> **Exercise task**: Copy out all the entries word for word.

> **Task input**:
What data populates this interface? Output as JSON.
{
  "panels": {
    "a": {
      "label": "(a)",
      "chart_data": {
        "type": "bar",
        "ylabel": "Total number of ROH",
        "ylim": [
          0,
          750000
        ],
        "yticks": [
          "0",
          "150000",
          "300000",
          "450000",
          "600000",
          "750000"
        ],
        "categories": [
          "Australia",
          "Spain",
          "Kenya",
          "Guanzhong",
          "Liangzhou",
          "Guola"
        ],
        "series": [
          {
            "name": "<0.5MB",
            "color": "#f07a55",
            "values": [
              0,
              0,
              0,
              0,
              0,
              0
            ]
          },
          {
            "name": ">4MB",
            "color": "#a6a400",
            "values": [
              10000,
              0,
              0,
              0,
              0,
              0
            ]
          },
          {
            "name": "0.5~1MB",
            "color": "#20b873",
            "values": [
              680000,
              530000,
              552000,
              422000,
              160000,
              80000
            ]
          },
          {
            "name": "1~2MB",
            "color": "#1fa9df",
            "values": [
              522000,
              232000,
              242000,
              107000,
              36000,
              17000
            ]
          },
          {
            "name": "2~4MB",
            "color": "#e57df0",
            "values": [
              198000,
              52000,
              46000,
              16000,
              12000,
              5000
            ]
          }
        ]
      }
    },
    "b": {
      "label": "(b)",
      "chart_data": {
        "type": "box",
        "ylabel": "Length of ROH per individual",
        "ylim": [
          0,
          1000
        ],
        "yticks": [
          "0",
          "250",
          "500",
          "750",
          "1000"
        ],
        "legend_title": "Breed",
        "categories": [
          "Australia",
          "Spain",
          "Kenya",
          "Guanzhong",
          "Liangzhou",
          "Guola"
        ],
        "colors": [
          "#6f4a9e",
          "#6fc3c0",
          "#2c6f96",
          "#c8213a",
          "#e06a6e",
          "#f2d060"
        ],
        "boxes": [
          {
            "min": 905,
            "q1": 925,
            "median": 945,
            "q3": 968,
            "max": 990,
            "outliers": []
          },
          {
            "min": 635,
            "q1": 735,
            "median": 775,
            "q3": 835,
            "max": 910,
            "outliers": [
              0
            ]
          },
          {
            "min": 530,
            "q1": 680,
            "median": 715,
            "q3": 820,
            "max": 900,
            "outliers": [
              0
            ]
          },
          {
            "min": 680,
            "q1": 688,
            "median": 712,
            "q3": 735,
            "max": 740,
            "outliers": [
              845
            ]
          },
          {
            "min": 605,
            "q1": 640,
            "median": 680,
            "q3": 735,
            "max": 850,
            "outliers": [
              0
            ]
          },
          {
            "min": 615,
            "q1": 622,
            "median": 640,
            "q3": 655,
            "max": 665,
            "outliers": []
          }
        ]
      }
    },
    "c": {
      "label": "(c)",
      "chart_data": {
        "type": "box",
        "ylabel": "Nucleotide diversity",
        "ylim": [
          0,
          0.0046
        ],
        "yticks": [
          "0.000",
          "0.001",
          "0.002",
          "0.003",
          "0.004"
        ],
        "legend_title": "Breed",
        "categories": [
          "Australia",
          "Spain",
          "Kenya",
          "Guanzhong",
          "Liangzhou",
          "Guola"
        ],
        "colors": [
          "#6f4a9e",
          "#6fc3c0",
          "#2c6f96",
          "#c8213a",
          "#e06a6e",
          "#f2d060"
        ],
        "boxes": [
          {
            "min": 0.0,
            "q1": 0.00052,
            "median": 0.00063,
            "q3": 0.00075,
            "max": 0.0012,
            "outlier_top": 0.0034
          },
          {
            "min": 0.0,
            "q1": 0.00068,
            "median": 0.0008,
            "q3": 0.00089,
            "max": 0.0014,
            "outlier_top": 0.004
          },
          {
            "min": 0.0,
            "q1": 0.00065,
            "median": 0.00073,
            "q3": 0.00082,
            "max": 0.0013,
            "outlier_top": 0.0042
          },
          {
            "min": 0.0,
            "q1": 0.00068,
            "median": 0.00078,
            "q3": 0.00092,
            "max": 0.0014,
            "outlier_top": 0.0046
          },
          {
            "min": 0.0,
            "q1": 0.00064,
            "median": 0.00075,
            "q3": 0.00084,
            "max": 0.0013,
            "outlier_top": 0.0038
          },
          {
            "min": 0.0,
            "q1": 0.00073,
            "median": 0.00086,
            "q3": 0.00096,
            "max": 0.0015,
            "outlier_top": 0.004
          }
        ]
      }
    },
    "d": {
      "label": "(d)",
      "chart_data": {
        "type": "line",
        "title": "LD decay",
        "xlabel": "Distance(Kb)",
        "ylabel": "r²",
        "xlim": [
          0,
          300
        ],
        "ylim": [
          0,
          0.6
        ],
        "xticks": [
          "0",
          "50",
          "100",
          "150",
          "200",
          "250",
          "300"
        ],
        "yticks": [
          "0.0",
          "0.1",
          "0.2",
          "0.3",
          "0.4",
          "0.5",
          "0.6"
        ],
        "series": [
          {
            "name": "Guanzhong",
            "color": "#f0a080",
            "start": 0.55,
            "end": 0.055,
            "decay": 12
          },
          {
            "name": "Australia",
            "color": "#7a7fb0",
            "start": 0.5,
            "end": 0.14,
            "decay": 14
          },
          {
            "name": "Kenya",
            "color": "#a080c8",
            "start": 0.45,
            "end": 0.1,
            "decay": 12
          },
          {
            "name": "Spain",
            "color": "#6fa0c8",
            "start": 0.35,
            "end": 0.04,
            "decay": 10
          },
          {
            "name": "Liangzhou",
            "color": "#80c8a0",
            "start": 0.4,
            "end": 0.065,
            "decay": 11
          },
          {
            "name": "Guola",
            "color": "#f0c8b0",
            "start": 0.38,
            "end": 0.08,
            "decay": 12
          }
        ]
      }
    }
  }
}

> **Full output**:
What data populates this interface? Output as JSON.
{
  "panels": {
    "a": {
      "label": "(a)",
      "chart_data": {
        "type": "bar",
        "ylabel": "Total number of ROH",
        "ylim": [
          0,
          750000
        ],
        "yticks": [
          "0",
          "150000",
          "300000",
          "450000",
          "600000",
          "750000"
        ],
        "categories": [
          "Australia",
          "Spain",
          "Kenya",
          "Guanzhong",
          "Liangzhou",
          "Guola"
        ],
        "series": [
          {
            "name": "<0.5MB",
            "color": "#f07a55",
            "values": [
              0,
              0,
              0,
              0,
              0,
              0
            ]
          },
          {
            "name": ">4MB",
            "color": "#a6a400",
            "values": [
              10000,
              0,
              0,
              0,
              0,
              0
            ]
          },
          {
            "name": "0.5~1MB",
            "color": "#20b873",
            "values": [
              680000,
              530000,
              552000,
              422000,
              160000,
              80000
            ]
          },
          {
            "name": "1~2MB",
            "color": "#1fa9df",
            "values": [
              522000,
              232000,
              242000,
              107000,
              36000,
              17000
            ]
          },
          {
            "name": "2~4MB",
            "color": "#e57df0",
            "values": [
              198000,
              52000,
              46000,
              16000,
              12000,
              5000
            ]
          }
        ]
      }
    },
    "b": {
      "label": "(b)",
      "chart_data": {
        "type": "box",
        "ylabel": "Length of ROH per individual",
        "ylim": [
          0,
          1000
        ],
        "yticks": [
          "0",
          "250",
          "500",
          "750",
          "1000"
        ],
        "legend_title": "Breed",
        "categories": [
          "Australia",
          "Spain",
          "Kenya",
          "Guanzhong",
          "Liangzhou",
          "Guola"
        ],
        "colors": [
          "#6f4a9e",
          "#6fc3c0",
          "#2c6f96",
          "#c8213a",
          "#e06a6e",
          "#f2d060"
        ],
        "boxes": [
          {
            "min": 905,
            "q1": 925,
            "median": 945,
            "q3": 968,
            "max": 990,
            "outliers": []
          },
          {
            "min": 635,
            "q1": 735,
            "median": 775,
            "q3": 835,
            "max": 910,
            "outliers": [
              0
            ]
          },
          {
            "min": 530,
            "q1": 680,
            "median": 715,
            "q3": 820,
            "max": 900,
            "outliers": [
              0
            ]
          },
          {
            "min": 680,
            "q1": 688,
            "median": 712,
            "q3": 735,
            "max": 740,
            "outliers": [
              845
            ]
          },
          {
            "min": 605,
            "q1": 640,
            "median": 680,
            "q3": 735,
            "max": 850,
            "outliers": [
              0
            ]
          },
          {
            "min": 615,
            "q1": 622,
            "median": 640,
            "q3": 655,
            "max": 665,
            "outliers": []
          }
        ]
      }
    },
    "c": {
      "label": "(c)",
      "chart_data": {
        "type": "box",
        "ylabel": "Nucleotide diversity",
        "ylim": [
          0,
          0.0046
        ],
        "yticks": [
          "0.000",
          "0.001",
          "0.002",
          "0.003",
          "0.004"
        ],
        "legend_title": "Breed",
        "categories": [
          "Australia",
          "Spain",
          "Kenya",
          "Guanzhong",
          "Liangzhou",
          "Guola"
        ],
        "colors": [
          "#6f4a9e",
          "#6fc3c0",
          "#2c6f96",
          "#c8213a",
          "#e06a6e",
          "#f2d060"
        ],
        "boxes": [
          {
            "min": 0.0,
            "q1": 0.00052,
            "median": 0.00063,
            "q3": 0.00075,
            "max": 0.0012,
            "outlier_top": 0.0034
          },
          {
            "min": 0.0,
            "q1": 0.00068,
            "median": 0.0008,
            "q3": 0.00089,
            "max": 0.0014,
            "outlier_top": 0.004
          },
          {
            "min": 0.0,
            "q1": 0.00065,
            "median": 0.00073,
            "q3": 0.00082,
            "max": 0.0013,
            "outlier_top": 0.0042
          },
          {
            "min": 0.0,
            "q1": 0.00068,
            "median": 0.00078,
            "q3": 0.00092,
            "max": 0.0014,
            "outlier_top": 0.0046
          },
          {
            "min": 0.0,
            "q1": 0.00064,
            "median": 0.00075,
            "q3": 0.00084,
            "max": 0.0013,
            "outlier_top": 0.0038
          },
          {
            "min": 0.0,
            "q1": 0.00073,
            "median": 0.00086,
            "q3": 0.00096,
            "max": 0.0015,
            "outlier_top": 0.004
          }
        ]
      }
    },
    "d": {
      "label": "(d)",
      "chart_data": {
        "type": "line",
        "title": "LD decay",
        "xlabel": "Distance(Kb)",
        "ylabel": "r²",
        "xlim": [
          0,
          300
        ],
        "ylim": [
          0,
          0.6
        ],
        "xticks": [
          "0",
          "50",
          "100",
          "150",
          "200",
          "250",
          "300"
        ],
        "yticks": [
          "0.0",
          "0.1",
          "0.2",
          "0.3",
          "0.4",
          "0.5",
          "0.6"
        ],
        "series": [
          {
            "name": "Guanzhong",
            "color": "#f0a080",
            "start": 0.55,
            "end": 0.055,
            "decay": 12
          },
          {
            "name": "Australia",
            "color": "#7a7fb0",
            "start": 0.5,
            "end": 0.14,
            "decay": 14
          },
          {
            "name": "Kenya",
            "color": "#a080c8",
            "start": 0.45,
            "end": 0.1,
            "decay": 12
          },
          {
            "name": "Spain",
            "color": "#6fa0c8",
            "start": 0.35,
            "end": 0.04,
            "decay": 10
          },
          {
            "name": "Liangzhou",
            "color": "#80c8a0",
            "start": 0.4,
            "end": 0.065,
            "decay": 11
          },
          {
            "name": "Guola",
            "color": "#f0c8b0",
            "start": 0.38,
            "end": 0.08,
            "decay": 12
          }
        ]
      }
    }
  }
}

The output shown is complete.